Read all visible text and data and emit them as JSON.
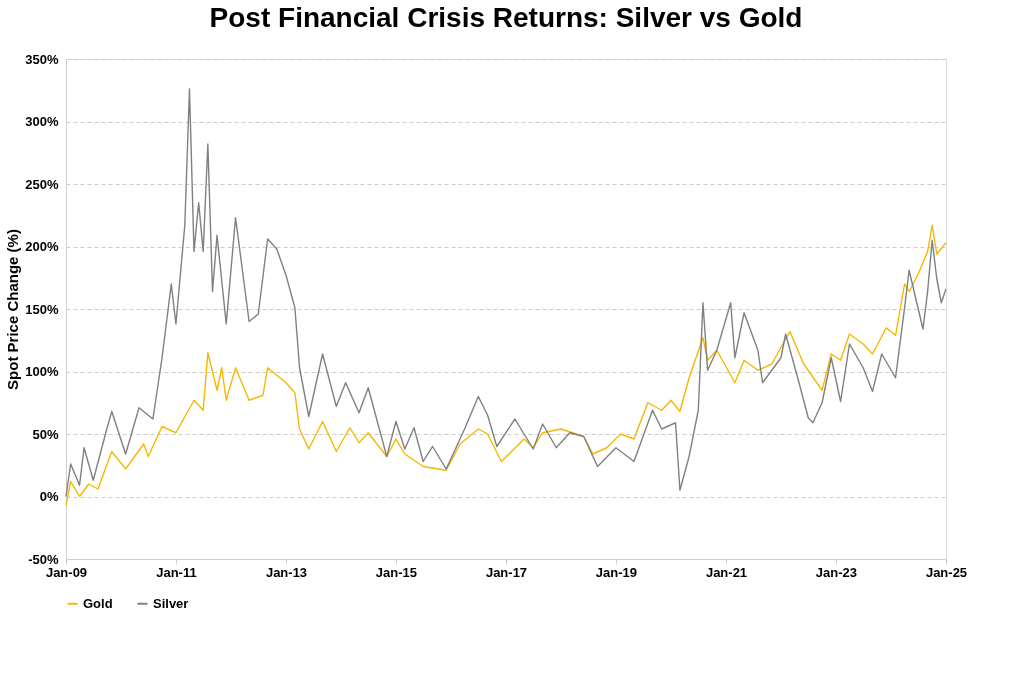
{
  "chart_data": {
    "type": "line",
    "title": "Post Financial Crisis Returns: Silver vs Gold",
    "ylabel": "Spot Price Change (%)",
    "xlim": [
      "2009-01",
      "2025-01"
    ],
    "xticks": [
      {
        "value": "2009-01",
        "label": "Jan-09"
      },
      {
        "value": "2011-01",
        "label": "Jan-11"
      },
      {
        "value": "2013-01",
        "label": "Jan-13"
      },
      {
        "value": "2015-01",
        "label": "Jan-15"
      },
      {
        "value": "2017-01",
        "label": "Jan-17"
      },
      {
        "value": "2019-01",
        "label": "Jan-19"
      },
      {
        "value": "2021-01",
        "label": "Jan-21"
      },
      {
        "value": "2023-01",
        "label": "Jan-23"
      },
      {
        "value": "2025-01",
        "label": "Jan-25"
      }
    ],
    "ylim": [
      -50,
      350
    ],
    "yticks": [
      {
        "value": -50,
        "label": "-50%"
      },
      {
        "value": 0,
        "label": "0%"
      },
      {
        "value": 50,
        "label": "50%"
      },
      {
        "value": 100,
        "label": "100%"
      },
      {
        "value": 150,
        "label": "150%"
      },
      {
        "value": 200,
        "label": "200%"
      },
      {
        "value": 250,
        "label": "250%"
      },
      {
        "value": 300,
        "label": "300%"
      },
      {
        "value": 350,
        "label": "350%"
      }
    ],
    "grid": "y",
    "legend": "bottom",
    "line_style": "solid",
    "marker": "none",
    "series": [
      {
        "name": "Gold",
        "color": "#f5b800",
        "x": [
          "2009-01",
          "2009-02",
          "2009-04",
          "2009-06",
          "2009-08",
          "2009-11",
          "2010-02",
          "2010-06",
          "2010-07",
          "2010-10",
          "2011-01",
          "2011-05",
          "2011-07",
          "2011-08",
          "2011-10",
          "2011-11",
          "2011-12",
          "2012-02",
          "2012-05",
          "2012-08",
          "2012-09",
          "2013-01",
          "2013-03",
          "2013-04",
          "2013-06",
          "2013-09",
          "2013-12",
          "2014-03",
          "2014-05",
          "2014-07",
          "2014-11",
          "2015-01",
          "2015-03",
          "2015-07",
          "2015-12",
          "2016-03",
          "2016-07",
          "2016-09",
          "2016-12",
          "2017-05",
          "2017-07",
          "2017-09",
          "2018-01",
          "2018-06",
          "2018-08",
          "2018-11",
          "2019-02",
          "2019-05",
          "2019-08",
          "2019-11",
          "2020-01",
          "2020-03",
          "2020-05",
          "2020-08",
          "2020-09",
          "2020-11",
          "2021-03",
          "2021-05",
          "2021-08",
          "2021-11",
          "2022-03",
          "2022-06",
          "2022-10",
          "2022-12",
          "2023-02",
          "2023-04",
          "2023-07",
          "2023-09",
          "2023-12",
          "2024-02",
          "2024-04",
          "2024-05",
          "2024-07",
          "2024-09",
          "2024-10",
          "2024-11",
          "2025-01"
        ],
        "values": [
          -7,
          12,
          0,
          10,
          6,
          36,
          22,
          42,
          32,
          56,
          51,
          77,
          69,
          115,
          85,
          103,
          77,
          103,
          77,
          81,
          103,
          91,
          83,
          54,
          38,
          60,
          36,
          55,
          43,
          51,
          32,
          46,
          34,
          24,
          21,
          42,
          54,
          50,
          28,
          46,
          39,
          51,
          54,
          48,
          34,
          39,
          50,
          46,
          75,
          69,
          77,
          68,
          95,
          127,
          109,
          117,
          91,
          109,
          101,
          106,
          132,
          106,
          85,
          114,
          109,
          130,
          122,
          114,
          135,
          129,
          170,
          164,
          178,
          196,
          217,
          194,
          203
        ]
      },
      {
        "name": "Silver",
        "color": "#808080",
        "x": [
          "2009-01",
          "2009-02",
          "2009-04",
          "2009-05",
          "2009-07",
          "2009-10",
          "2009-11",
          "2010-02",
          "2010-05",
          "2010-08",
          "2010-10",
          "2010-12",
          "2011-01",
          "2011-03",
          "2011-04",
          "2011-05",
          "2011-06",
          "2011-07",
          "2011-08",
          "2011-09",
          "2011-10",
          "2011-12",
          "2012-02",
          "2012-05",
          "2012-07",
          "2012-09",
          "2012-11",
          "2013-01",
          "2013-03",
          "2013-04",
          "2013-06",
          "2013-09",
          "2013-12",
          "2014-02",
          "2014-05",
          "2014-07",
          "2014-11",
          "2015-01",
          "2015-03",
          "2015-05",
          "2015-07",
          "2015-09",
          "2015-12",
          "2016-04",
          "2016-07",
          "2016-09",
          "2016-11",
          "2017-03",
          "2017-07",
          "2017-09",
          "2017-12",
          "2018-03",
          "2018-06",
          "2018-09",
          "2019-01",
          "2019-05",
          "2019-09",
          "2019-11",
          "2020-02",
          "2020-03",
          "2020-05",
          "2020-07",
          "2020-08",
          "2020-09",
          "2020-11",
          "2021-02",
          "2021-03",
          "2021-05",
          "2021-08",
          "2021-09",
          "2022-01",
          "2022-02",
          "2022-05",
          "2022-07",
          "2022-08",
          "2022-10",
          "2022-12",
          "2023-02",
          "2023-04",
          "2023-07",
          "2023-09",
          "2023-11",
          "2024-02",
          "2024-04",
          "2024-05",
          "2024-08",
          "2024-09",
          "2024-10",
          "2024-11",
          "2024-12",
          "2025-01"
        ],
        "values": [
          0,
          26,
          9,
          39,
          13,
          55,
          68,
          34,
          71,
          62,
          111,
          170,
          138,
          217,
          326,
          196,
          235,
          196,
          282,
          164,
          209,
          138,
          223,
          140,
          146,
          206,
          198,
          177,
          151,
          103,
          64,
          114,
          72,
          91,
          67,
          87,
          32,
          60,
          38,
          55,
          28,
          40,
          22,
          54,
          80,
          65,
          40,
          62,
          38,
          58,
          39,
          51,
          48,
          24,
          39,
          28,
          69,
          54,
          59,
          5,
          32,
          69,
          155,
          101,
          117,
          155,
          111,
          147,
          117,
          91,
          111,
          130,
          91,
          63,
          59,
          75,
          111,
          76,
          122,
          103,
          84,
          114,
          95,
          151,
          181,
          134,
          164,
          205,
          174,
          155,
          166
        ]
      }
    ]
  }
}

═══

• _Aim_
Every entry above needs to be retyped exactly; drop the pictures.

• _Answer_
Read all visible text and data and emit them as JSON.
{
  "chart_data": {
    "type": "line",
    "title": "Post Financial Crisis Returns: Silver vs Gold",
    "ylabel": "Spot Price Change (%)",
    "xlim": [
      "2009-01",
      "2025-01"
    ],
    "xticks": [
      {
        "value": "2009-01",
        "label": "Jan-09"
      },
      {
        "value": "2011-01",
        "label": "Jan-11"
      },
      {
        "value": "2013-01",
        "label": "Jan-13"
      },
      {
        "value": "2015-01",
        "label": "Jan-15"
      },
      {
        "value": "2017-01",
        "label": "Jan-17"
      },
      {
        "value": "2019-01",
        "label": "Jan-19"
      },
      {
        "value": "2021-01",
        "label": "Jan-21"
      },
      {
        "value": "2023-01",
        "label": "Jan-23"
      },
      {
        "value": "2025-01",
        "label": "Jan-25"
      }
    ],
    "ylim": [
      -50,
      350
    ],
    "yticks": [
      {
        "value": -50,
        "label": "-50%"
      },
      {
        "value": 0,
        "label": "0%"
      },
      {
        "value": 50,
        "label": "50%"
      },
      {
        "value": 100,
        "label": "100%"
      },
      {
        "value": 150,
        "label": "150%"
      },
      {
        "value": 200,
        "label": "200%"
      },
      {
        "value": 250,
        "label": "250%"
      },
      {
        "value": 300,
        "label": "300%"
      },
      {
        "value": 350,
        "label": "350%"
      }
    ],
    "grid": "y",
    "legend": "bottom",
    "line_style": "solid",
    "marker": "none",
    "series": [
      {
        "name": "Gold",
        "color": "#f5b800",
        "x": [
          "2009-01",
          "2009-02",
          "2009-04",
          "2009-06",
          "2009-08",
          "2009-11",
          "2010-02",
          "2010-06",
          "2010-07",
          "2010-10",
          "2011-01",
          "2011-05",
          "2011-07",
          "2011-08",
          "2011-10",
          "2011-11",
          "2011-12",
          "2012-02",
          "2012-05",
          "2012-08",
          "2012-09",
          "2013-01",
          "2013-03",
          "2013-04",
          "2013-06",
          "2013-09",
          "2013-12",
          "2014-03",
          "2014-05",
          "2014-07",
          "2014-11",
          "2015-01",
          "2015-03",
          "2015-07",
          "2015-12",
          "2016-03",
          "2016-07",
          "2016-09",
          "2016-12",
          "2017-05",
          "2017-07",
          "2017-09",
          "2018-01",
          "2018-06",
          "2018-08",
          "2018-11",
          "2019-02",
          "2019-05",
          "2019-08",
          "2019-11",
          "2020-01",
          "2020-03",
          "2020-05",
          "2020-08",
          "2020-09",
          "2020-11",
          "2021-03",
          "2021-05",
          "2021-08",
          "2021-11",
          "2022-03",
          "2022-06",
          "2022-10",
          "2022-12",
          "2023-02",
          "2023-04",
          "2023-07",
          "2023-09",
          "2023-12",
          "2024-02",
          "2024-04",
          "2024-05",
          "2024-07",
          "2024-09",
          "2024-10",
          "2024-11",
          "2025-01"
        ],
        "values": [
          -7,
          12,
          0,
          10,
          6,
          36,
          22,
          42,
          32,
          56,
          51,
          77,
          69,
          115,
          85,
          103,
          77,
          103,
          77,
          81,
          103,
          91,
          83,
          54,
          38,
          60,
          36,
          55,
          43,
          51,
          32,
          46,
          34,
          24,
          21,
          42,
          54,
          50,
          28,
          46,
          39,
          51,
          54,
          48,
          34,
          39,
          50,
          46,
          75,
          69,
          77,
          68,
          95,
          127,
          109,
          117,
          91,
          109,
          101,
          106,
          132,
          106,
          85,
          114,
          109,
          130,
          122,
          114,
          135,
          129,
          170,
          164,
          178,
          196,
          217,
          194,
          203
        ]
      },
      {
        "name": "Silver",
        "color": "#808080",
        "x": [
          "2009-01",
          "2009-02",
          "2009-04",
          "2009-05",
          "2009-07",
          "2009-10",
          "2009-11",
          "2010-02",
          "2010-05",
          "2010-08",
          "2010-10",
          "2010-12",
          "2011-01",
          "2011-03",
          "2011-04",
          "2011-05",
          "2011-06",
          "2011-07",
          "2011-08",
          "2011-09",
          "2011-10",
          "2011-12",
          "2012-02",
          "2012-05",
          "2012-07",
          "2012-09",
          "2012-11",
          "2013-01",
          "2013-03",
          "2013-04",
          "2013-06",
          "2013-09",
          "2013-12",
          "2014-02",
          "2014-05",
          "2014-07",
          "2014-11",
          "2015-01",
          "2015-03",
          "2015-05",
          "2015-07",
          "2015-09",
          "2015-12",
          "2016-04",
          "2016-07",
          "2016-09",
          "2016-11",
          "2017-03",
          "2017-07",
          "2017-09",
          "2017-12",
          "2018-03",
          "2018-06",
          "2018-09",
          "2019-01",
          "2019-05",
          "2019-09",
          "2019-11",
          "2020-02",
          "2020-03",
          "2020-05",
          "2020-07",
          "2020-08",
          "2020-09",
          "2020-11",
          "2021-02",
          "2021-03",
          "2021-05",
          "2021-08",
          "2021-09",
          "2022-01",
          "2022-02",
          "2022-05",
          "2022-07",
          "2022-08",
          "2022-10",
          "2022-12",
          "2023-02",
          "2023-04",
          "2023-07",
          "2023-09",
          "2023-11",
          "2024-02",
          "2024-04",
          "2024-05",
          "2024-08",
          "2024-09",
          "2024-10",
          "2024-11",
          "2024-12",
          "2025-01"
        ],
        "values": [
          0,
          26,
          9,
          39,
          13,
          55,
          68,
          34,
          71,
          62,
          111,
          170,
          138,
          217,
          326,
          196,
          235,
          196,
          282,
          164,
          209,
          138,
          223,
          140,
          146,
          206,
          198,
          177,
          151,
          103,
          64,
          114,
          72,
          91,
          67,
          87,
          32,
          60,
          38,
          55,
          28,
          40,
          22,
          54,
          80,
          65,
          40,
          62,
          38,
          58,
          39,
          51,
          48,
          24,
          39,
          28,
          69,
          54,
          59,
          5,
          32,
          69,
          155,
          101,
          117,
          155,
          111,
          147,
          117,
          91,
          111,
          130,
          91,
          63,
          59,
          75,
          111,
          76,
          122,
          103,
          84,
          114,
          95,
          151,
          181,
          134,
          164,
          205,
          174,
          155,
          166
        ]
      }
    ]
  }
}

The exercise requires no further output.